Chart and figure data
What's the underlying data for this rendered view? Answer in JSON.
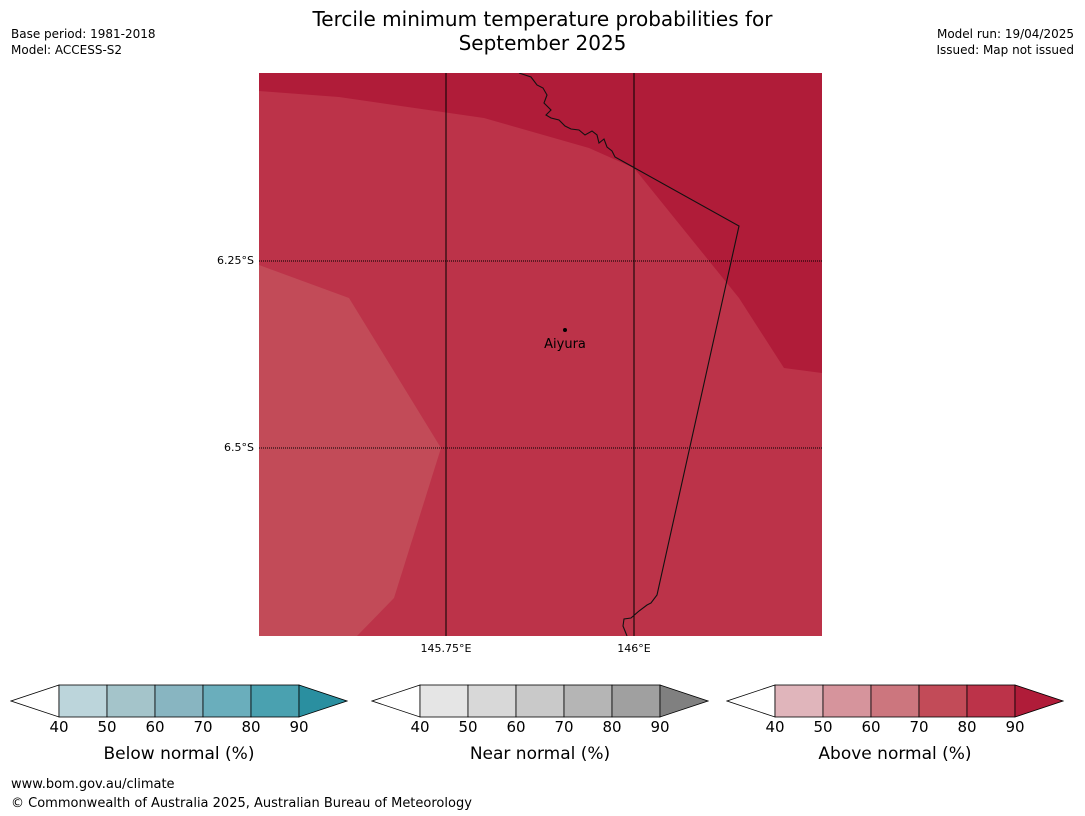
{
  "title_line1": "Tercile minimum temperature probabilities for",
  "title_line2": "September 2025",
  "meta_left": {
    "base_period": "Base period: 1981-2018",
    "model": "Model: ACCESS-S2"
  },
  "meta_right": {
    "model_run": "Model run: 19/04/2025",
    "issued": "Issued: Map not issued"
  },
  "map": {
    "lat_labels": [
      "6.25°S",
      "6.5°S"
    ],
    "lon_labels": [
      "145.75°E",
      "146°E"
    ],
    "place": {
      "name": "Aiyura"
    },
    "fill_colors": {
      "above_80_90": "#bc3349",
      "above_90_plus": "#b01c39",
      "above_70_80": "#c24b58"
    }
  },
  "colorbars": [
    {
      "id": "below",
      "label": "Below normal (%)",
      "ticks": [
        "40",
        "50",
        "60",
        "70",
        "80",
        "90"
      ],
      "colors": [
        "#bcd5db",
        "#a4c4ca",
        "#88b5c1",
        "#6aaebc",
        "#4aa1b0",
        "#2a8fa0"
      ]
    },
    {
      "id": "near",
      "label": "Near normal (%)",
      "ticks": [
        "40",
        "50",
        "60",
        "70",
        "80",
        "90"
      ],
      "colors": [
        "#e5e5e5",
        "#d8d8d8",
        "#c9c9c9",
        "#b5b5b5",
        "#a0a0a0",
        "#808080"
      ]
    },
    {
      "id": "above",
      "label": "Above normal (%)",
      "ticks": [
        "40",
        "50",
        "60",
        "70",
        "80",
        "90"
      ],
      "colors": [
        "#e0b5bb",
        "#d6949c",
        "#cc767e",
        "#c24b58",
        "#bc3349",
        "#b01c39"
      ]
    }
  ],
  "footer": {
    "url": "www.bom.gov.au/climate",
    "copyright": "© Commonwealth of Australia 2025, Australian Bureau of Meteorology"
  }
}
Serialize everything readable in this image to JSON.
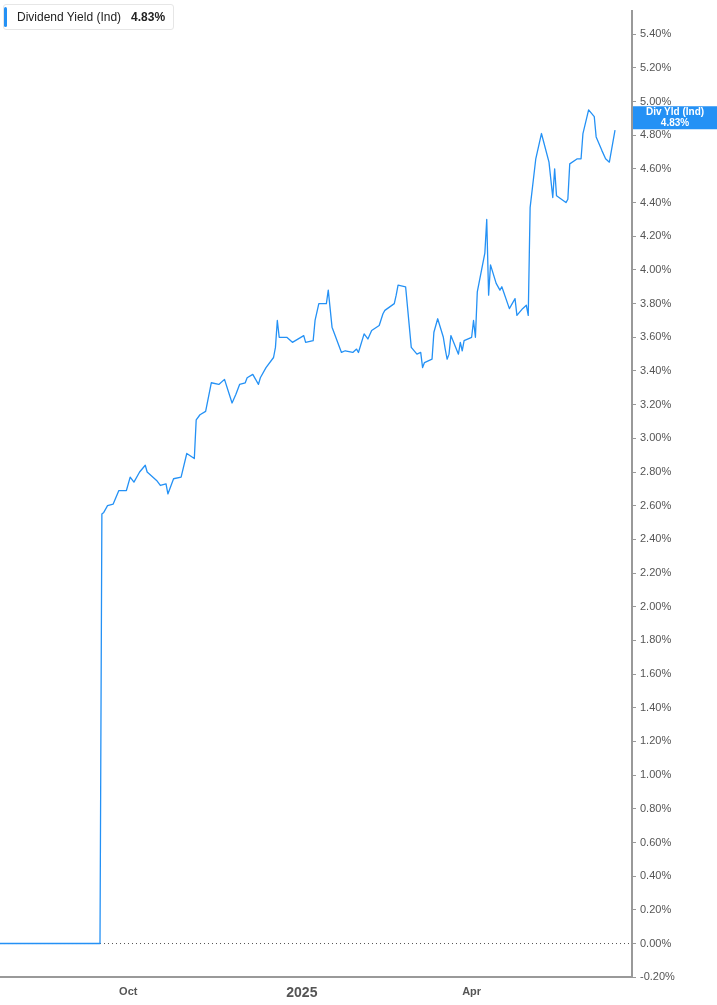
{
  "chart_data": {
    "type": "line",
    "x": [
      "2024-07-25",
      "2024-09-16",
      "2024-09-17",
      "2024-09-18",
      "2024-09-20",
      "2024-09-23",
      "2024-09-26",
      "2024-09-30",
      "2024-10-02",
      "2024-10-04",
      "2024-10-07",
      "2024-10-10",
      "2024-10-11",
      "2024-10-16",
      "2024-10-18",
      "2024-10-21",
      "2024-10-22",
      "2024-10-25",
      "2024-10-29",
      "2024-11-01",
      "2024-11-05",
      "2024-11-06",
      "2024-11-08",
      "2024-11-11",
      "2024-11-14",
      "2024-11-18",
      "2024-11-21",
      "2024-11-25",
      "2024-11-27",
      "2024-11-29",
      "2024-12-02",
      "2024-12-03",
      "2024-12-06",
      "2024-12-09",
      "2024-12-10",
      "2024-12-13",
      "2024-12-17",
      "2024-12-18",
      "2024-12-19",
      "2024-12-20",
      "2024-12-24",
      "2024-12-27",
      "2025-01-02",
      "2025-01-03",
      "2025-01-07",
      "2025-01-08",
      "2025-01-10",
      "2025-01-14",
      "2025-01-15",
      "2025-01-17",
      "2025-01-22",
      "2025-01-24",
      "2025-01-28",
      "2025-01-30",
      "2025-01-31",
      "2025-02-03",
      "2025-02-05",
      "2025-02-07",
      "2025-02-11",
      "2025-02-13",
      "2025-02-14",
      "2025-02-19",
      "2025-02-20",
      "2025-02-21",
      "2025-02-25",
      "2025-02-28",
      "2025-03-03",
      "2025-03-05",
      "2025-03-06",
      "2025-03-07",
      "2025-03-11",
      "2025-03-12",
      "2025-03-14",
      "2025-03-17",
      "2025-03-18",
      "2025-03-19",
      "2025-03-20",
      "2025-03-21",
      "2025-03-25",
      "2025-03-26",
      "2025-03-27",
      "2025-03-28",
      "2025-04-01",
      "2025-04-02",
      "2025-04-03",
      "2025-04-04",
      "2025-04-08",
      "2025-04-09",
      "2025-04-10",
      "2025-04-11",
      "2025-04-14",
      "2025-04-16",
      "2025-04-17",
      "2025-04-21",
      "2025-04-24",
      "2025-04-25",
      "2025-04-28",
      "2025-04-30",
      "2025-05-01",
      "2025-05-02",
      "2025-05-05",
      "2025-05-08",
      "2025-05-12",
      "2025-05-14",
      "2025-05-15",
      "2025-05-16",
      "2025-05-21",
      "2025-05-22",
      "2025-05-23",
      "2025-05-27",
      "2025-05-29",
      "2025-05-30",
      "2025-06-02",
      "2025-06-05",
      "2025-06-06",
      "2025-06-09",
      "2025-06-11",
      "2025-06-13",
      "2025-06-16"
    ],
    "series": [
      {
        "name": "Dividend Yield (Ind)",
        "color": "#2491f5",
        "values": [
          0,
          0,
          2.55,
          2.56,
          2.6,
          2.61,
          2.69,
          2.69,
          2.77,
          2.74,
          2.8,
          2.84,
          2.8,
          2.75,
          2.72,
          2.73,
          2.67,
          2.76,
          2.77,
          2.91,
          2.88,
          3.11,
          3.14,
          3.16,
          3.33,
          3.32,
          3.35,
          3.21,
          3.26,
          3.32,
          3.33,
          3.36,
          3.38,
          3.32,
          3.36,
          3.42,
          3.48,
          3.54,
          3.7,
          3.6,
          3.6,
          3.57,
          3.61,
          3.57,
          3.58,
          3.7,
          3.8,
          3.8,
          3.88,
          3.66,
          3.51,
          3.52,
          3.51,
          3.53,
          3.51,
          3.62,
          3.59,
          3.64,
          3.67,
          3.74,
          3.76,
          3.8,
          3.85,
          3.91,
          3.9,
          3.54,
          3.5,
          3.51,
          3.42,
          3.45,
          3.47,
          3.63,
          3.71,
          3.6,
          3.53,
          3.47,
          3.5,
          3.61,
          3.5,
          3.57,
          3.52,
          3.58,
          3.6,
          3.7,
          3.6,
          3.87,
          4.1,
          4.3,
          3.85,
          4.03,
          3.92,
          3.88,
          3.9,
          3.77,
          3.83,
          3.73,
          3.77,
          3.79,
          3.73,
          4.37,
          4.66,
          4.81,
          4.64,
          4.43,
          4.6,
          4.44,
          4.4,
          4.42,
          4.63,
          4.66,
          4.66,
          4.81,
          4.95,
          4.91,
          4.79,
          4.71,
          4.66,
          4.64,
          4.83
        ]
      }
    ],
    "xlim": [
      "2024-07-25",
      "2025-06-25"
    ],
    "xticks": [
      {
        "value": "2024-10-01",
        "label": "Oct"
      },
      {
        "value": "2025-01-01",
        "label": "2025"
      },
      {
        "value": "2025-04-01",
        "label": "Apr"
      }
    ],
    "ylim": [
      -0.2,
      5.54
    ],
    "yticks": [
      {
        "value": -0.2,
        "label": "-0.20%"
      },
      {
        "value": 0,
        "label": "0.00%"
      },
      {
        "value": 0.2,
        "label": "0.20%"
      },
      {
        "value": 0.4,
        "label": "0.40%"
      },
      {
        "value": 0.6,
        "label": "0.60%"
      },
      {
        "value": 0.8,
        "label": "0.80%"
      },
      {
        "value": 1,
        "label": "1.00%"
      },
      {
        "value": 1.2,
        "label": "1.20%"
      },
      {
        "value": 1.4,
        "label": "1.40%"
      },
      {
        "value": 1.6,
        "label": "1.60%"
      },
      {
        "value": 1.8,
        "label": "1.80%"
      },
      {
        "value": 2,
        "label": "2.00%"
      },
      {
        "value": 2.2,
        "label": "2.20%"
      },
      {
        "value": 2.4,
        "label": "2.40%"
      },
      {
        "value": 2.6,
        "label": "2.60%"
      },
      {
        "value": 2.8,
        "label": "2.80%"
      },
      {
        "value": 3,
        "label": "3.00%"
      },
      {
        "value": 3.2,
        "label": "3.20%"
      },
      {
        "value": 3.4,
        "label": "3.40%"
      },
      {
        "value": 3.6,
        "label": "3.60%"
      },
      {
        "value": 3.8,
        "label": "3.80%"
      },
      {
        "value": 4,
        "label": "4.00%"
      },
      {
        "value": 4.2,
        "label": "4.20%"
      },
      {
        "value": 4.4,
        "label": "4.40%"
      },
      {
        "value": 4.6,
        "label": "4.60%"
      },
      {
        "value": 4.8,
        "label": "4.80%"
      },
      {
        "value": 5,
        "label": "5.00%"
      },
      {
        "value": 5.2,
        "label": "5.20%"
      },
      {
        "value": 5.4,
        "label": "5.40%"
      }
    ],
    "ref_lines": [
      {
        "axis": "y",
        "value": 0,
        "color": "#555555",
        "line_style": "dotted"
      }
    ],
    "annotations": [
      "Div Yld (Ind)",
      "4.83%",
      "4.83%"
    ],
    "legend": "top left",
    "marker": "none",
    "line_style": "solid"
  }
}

EXERCISE GOAL — Each line in the entries above that includes the string "normal" should be extracted.

TASK RESULT —
      "label": "Below normal (%)",
      "label": "Near normal (%)",
      "label": "Above normal (%)",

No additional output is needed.